**LISTED ENTRIES**
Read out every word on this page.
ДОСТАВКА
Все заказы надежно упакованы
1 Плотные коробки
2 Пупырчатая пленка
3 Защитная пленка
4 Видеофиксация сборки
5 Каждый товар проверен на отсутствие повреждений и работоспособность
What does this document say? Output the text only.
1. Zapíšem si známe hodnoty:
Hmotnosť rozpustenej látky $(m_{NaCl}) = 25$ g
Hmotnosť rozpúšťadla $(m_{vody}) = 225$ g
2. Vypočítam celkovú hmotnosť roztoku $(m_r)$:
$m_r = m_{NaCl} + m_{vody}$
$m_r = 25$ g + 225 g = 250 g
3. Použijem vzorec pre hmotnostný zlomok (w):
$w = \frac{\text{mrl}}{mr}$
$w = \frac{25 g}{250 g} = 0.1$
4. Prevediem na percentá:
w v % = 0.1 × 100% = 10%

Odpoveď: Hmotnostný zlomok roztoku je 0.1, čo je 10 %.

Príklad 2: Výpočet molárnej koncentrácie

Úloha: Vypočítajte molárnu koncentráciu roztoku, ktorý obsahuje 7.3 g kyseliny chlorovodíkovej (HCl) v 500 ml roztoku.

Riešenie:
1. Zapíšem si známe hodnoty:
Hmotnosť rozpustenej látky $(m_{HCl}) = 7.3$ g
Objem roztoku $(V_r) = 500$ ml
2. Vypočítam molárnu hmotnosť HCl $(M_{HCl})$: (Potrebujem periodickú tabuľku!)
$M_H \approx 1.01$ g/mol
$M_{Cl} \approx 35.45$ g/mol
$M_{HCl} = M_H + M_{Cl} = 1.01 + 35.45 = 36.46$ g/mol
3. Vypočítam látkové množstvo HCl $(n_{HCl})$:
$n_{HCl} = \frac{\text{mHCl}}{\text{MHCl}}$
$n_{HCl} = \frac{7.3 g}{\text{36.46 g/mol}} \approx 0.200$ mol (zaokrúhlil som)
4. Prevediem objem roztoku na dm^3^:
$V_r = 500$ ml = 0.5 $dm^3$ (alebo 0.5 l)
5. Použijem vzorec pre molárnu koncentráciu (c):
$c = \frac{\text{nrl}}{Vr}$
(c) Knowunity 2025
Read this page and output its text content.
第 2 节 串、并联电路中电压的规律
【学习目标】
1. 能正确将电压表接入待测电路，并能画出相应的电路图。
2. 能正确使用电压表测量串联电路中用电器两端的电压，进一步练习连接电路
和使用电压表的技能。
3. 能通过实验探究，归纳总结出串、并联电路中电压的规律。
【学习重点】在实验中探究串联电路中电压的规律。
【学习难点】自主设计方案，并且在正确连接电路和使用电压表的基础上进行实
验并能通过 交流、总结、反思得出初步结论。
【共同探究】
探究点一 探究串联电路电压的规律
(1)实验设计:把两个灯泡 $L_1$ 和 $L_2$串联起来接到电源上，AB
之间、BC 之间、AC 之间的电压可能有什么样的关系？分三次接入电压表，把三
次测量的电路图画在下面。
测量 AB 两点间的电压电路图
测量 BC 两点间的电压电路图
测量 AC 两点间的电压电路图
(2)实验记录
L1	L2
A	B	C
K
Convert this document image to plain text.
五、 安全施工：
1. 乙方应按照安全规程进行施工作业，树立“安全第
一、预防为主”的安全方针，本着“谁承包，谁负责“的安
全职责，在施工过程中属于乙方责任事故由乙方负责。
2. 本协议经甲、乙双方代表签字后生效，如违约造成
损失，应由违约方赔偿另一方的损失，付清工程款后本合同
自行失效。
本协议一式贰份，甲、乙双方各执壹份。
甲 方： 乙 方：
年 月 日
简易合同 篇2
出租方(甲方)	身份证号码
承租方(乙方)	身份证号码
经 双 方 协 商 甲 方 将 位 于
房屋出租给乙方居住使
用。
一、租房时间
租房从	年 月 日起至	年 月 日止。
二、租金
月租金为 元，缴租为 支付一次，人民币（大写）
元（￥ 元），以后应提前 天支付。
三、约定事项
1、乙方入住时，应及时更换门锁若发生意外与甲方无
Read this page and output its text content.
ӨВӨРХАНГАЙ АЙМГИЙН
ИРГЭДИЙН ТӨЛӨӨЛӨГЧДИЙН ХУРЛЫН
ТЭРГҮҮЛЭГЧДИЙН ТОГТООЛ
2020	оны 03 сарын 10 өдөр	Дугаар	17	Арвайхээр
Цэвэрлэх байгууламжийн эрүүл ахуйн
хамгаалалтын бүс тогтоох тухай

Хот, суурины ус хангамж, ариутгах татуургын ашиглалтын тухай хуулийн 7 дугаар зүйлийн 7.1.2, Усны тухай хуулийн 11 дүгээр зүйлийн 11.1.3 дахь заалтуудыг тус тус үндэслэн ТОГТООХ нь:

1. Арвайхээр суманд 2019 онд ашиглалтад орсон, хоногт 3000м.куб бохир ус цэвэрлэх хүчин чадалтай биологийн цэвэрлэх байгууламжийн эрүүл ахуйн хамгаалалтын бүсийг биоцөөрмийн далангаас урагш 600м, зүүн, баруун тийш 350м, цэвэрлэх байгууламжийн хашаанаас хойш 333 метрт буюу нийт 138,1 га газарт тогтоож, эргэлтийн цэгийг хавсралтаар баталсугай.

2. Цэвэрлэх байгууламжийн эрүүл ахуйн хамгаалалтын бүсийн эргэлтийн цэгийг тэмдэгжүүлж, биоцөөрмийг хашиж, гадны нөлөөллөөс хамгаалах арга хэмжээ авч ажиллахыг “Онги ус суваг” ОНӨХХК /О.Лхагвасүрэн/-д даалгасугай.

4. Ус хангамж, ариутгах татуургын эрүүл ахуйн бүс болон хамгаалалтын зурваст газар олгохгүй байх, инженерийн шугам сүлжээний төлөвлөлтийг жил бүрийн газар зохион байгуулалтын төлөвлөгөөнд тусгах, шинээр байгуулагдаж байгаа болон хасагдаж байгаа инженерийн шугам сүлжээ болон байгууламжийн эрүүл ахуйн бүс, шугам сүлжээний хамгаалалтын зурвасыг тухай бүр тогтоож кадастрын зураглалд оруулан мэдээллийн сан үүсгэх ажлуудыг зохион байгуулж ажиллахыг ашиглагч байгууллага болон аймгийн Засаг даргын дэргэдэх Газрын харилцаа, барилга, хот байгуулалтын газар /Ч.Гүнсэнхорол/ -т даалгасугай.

**OBJECTIVE**
All of the entries should be written out again exactly.

**RESULT BELOW**
Read out every word on this page.
ДОСТАВКА
Все заказы надежно упакованы
1 Плотные коробки
2 Пупырчатая пленка
3 Защитная пленка
4 Видеофиксация сборки
5 Каждый товар проверен на отсутствие повреждений и работоспособность
What does this document say? Output the text only.
1. Zapíšem si známe hodnoty:
Hmotnosť rozpustenej látky $(m_{NaCl}) = 25$ g
Hmotnosť rozpúšťadla $(m_{vody}) = 225$ g
2. Vypočítam celkovú hmotnosť roztoku $(m_r)$:
$m_r = m_{NaCl} + m_{vody}$
$m_r = 25$ g + 225 g = 250 g
3. Použijem vzorec pre hmotnostný zlomok (w):
$w = \frac{\text{mrl}}{mr}$
$w = \frac{25 g}{250 g} = 0.1$
4. Prevediem na percentá:
w v % = 0.1 × 100% = 10%

Odpoveď: Hmotnostný zlomok roztoku je 0.1, čo je 10 %.

Príklad 2: Výpočet molárnej koncentrácie

Úloha: Vypočítajte molárnu koncentráciu roztoku, ktorý obsahuje 7.3 g kyseliny chlorovodíkovej (HCl) v 500 ml roztoku.

Riešenie:
1. Zapíšem si známe hodnoty:
Hmotnosť rozpustenej látky $(m_{HCl}) = 7.3$ g
Objem roztoku $(V_r) = 500$ ml
2. Vypočítam molárnu hmotnosť HCl $(M_{HCl})$: (Potrebujem periodickú tabuľku!)
$M_H \approx 1.01$ g/mol
$M_{Cl} \approx 35.45$ g/mol
$M_{HCl} = M_H + M_{Cl} = 1.01 + 35.45 = 36.46$ g/mol
3. Vypočítam látkové množstvo HCl $(n_{HCl})$:
$n_{HCl} = \frac{\text{mHCl}}{\text{MHCl}}$
$n_{HCl} = \frac{7.3 g}{\text{36.46 g/mol}} \approx 0.200$ mol (zaokrúhlil som)
4. Prevediem objem roztoku na dm^3^:
$V_r = 500$ ml = 0.5 $dm^3$ (alebo 0.5 l)
5. Použijem vzorec pre molárnu koncentráciu (c):
$c = \frac{\text{nrl}}{Vr}$
(c) Knowunity 2025
Read this page and output its text content.
第 2 节 串、并联电路中电压的规律
【学习目标】
1. 能正确将电压表接入待测电路，并能画出相应的电路图。
2. 能正确使用电压表测量串联电路中用电器两端的电压，进一步练习连接电路
和使用电压表的技能。
3. 能通过实验探究，归纳总结出串、并联电路中电压的规律。
【学习重点】在实验中探究串联电路中电压的规律。
【学习难点】自主设计方案，并且在正确连接电路和使用电压表的基础上进行实
验并能通过 交流、总结、反思得出初步结论。
【共同探究】
探究点一 探究串联电路电压的规律
(1)实验设计:把两个灯泡 $L_1$ 和 $L_2$串联起来接到电源上，AB
之间、BC 之间、AC 之间的电压可能有什么样的关系？分三次接入电压表，把三
次测量的电路图画在下面。
测量 AB 两点间的电压电路图
测量 BC 两点间的电压电路图
测量 AC 两点间的电压电路图
(2)实验记录
L1	L2
A	B	C
K
Convert this document image to plain text.
五、 安全施工：
1. 乙方应按照安全规程进行施工作业，树立“安全第
一、预防为主”的安全方针，本着“谁承包，谁负责“的安
全职责，在施工过程中属于乙方责任事故由乙方负责。
2. 本协议经甲、乙双方代表签字后生效，如违约造成
损失，应由违约方赔偿另一方的损失，付清工程款后本合同
自行失效。
本协议一式贰份，甲、乙双方各执壹份。
甲 方： 乙 方：
年 月 日
简易合同 篇2
出租方(甲方)	身份证号码
承租方(乙方)	身份证号码
经 双 方 协 商 甲 方 将 位 于
房屋出租给乙方居住使
用。
一、租房时间
租房从	年 月 日起至	年 月 日止。
二、租金
月租金为 元，缴租为 支付一次，人民币（大写）
元（￥ 元），以后应提前 天支付。
三、约定事项
1、乙方入住时，应及时更换门锁若发生意外与甲方无
Read this page and output its text content.
ӨВӨРХАНГАЙ АЙМГИЙН
ИРГЭДИЙН ТӨЛӨӨЛӨГЧДИЙН ХУРЛЫН
ТЭРГҮҮЛЭГЧДИЙН ТОГТООЛ
2020	оны 03 сарын 10 өдөр	Дугаар	17	Арвайхээр
Цэвэрлэх байгууламжийн эрүүл ахуйн
хамгаалалтын бүс тогтоох тухай

Хот, суурины ус хангамж, ариутгах татуургын ашиглалтын тухай хуулийн 7 дугаар зүйлийн 7.1.2, Усны тухай хуулийн 11 дүгээр зүйлийн 11.1.3 дахь заалтуудыг тус тус үндэслэн ТОГТООХ нь:

1. Арвайхээр суманд 2019 онд ашиглалтад орсон, хоногт 3000м.куб бохир ус цэвэрлэх хүчин чадалтай биологийн цэвэрлэх байгууламжийн эрүүл ахуйн хамгаалалтын бүсийг биоцөөрмийн далангаас урагш 600м, зүүн, баруун тийш 350м, цэвэрлэх байгууламжийн хашаанаас хойш 333 метрт буюу нийт 138,1 га газарт тогтоож, эргэлтийн цэгийг хавсралтаар баталсугай.

2. Цэвэрлэх байгууламжийн эрүүл ахуйн хамгаалалтын бүсийн эргэлтийн цэгийг тэмдэгжүүлж, биоцөөрмийг хашиж, гадны нөлөөллөөс хамгаалах арга хэмжээ авч ажиллахыг “Онги ус суваг” ОНӨХХК /О.Лхагвасүрэн/-д даалгасугай.

4. Ус хангамж, ариутгах татуургын эрүүл ахуйн бүс болон хамгаалалтын зурваст газар олгохгүй байх, инженерийн шугам сүлжээний төлөвлөлтийг жил бүрийн газар зохион байгуулалтын төлөвлөгөөнд тусгах, шинээр байгуулагдаж байгаа болон хасагдаж байгаа инженерийн шугам сүлжээ болон байгууламжийн эрүүл ахуйн бүс, шугам сүлжээний хамгаалалтын зурвасыг тухай бүр тогтоож кадастрын зураглалд оруулан мэдээллийн сан үүсгэх ажлуудыг зохион байгуулж ажиллахыг ашиглагч байгууллага болон аймгийн Засаг даргын дэргэдэх Газрын харилцаа, барилга, хот байгуулалтын газар /Ч.Гүнсэнхорол/ -т даалгасугай.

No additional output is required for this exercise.